■ **Records for this task**
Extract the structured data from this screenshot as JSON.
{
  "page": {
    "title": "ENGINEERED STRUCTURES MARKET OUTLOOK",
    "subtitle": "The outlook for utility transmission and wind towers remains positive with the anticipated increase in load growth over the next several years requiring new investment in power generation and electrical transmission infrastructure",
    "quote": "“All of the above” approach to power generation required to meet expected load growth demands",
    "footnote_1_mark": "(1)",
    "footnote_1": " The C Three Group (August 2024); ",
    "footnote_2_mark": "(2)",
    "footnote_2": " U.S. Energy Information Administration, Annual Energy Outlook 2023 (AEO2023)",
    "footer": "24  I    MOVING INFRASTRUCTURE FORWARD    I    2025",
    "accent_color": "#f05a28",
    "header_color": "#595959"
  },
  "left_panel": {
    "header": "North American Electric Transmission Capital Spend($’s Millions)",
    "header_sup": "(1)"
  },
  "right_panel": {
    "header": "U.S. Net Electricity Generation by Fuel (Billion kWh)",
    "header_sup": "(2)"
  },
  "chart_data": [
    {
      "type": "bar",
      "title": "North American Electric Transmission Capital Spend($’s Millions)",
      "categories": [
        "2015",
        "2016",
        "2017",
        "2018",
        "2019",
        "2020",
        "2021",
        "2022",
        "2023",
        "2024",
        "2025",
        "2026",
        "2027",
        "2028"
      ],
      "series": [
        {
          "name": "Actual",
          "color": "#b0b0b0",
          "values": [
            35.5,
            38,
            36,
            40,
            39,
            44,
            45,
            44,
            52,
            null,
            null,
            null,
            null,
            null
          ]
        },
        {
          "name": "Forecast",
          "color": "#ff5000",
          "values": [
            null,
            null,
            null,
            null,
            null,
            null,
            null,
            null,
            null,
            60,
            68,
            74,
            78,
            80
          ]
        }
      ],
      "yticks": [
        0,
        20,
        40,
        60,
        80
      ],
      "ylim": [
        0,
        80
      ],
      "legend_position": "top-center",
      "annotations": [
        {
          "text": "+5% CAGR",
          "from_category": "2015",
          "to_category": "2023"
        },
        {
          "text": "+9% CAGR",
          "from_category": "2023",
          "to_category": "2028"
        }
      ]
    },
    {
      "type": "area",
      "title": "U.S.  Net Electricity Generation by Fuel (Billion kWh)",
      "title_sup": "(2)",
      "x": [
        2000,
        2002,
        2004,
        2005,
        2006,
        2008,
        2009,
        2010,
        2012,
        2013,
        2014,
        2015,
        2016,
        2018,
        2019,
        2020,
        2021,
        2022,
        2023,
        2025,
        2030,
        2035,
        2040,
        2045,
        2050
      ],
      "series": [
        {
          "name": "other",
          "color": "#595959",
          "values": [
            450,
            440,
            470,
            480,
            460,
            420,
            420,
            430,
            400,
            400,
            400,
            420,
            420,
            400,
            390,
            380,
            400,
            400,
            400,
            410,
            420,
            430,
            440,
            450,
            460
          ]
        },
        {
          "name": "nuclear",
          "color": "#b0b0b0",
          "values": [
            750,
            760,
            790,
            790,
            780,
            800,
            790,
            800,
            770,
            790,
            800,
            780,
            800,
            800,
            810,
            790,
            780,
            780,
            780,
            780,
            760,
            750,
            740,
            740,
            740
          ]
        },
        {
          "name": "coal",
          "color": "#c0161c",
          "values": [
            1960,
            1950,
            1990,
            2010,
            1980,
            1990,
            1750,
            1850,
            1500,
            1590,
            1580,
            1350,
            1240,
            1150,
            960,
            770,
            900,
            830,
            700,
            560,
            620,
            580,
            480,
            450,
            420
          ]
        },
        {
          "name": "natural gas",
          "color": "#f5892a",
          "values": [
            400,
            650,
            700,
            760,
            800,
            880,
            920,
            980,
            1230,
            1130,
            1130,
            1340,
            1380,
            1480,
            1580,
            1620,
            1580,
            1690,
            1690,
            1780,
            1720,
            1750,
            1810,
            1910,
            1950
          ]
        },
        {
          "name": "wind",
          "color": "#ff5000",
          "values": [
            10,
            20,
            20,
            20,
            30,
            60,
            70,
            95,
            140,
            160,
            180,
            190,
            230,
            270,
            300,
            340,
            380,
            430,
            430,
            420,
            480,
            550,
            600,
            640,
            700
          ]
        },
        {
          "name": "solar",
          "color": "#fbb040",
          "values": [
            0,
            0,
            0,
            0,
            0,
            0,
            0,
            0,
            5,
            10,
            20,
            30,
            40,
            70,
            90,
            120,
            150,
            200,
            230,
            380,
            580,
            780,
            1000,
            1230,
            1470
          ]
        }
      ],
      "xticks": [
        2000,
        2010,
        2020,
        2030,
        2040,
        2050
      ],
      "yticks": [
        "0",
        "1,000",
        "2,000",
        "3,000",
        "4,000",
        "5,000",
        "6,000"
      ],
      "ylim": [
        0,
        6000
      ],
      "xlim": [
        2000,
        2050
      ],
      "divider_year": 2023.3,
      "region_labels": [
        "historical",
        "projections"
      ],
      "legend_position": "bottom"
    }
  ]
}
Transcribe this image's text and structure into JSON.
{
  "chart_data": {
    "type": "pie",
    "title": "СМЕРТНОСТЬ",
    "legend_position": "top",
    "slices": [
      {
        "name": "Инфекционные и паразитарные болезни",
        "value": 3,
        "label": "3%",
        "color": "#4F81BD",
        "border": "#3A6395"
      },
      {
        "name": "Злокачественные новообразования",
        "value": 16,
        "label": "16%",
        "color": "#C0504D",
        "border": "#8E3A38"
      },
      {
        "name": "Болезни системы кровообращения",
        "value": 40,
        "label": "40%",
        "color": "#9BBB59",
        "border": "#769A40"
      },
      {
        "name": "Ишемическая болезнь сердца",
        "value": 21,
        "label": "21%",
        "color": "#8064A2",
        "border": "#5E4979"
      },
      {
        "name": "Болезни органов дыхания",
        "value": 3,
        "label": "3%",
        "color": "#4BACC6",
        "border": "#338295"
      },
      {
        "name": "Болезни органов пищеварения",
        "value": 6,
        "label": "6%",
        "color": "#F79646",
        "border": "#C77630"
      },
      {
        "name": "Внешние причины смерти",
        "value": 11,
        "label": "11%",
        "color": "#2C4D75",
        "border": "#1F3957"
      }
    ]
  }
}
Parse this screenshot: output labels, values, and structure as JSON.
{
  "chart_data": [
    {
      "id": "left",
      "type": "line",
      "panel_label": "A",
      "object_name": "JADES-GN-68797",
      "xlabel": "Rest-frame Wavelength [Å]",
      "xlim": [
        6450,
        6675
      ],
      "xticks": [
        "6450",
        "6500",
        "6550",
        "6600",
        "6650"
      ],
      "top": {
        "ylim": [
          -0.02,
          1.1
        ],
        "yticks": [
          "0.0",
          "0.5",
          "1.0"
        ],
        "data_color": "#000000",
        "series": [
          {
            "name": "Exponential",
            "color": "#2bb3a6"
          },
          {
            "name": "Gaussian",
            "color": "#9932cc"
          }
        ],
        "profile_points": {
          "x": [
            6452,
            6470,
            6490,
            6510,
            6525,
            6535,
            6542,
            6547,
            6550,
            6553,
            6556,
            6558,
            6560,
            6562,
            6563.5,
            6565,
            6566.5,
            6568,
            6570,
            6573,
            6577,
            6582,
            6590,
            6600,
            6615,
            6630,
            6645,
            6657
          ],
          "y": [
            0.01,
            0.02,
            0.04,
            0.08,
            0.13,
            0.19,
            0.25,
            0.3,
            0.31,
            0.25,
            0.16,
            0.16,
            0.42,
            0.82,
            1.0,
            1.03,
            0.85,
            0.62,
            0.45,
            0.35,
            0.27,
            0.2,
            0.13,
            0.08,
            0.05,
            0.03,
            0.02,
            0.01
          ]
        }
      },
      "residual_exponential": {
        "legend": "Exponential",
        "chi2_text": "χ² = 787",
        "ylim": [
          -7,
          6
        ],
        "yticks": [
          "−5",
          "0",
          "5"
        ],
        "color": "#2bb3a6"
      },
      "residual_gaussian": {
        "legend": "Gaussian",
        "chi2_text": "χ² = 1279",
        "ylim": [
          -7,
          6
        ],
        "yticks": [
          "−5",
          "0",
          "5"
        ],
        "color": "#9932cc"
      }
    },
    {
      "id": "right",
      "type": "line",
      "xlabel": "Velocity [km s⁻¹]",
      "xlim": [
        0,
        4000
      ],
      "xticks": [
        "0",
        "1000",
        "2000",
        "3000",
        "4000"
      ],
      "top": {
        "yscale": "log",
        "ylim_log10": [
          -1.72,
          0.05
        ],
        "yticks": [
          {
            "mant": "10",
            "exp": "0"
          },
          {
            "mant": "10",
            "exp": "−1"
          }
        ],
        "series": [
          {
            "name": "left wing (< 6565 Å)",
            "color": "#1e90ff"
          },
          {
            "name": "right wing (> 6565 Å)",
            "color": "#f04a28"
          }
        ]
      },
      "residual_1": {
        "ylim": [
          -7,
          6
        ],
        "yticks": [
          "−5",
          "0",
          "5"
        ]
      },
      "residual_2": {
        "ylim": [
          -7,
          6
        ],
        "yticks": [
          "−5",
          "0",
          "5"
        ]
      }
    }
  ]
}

■ **Problem to solve**
Copy out each line of the data where the string "screenshot" appears.

■ **Task output**
Extract the structured data from this screenshot as JSON.
Parse this screenshot: output labels, values, and structure as JSON.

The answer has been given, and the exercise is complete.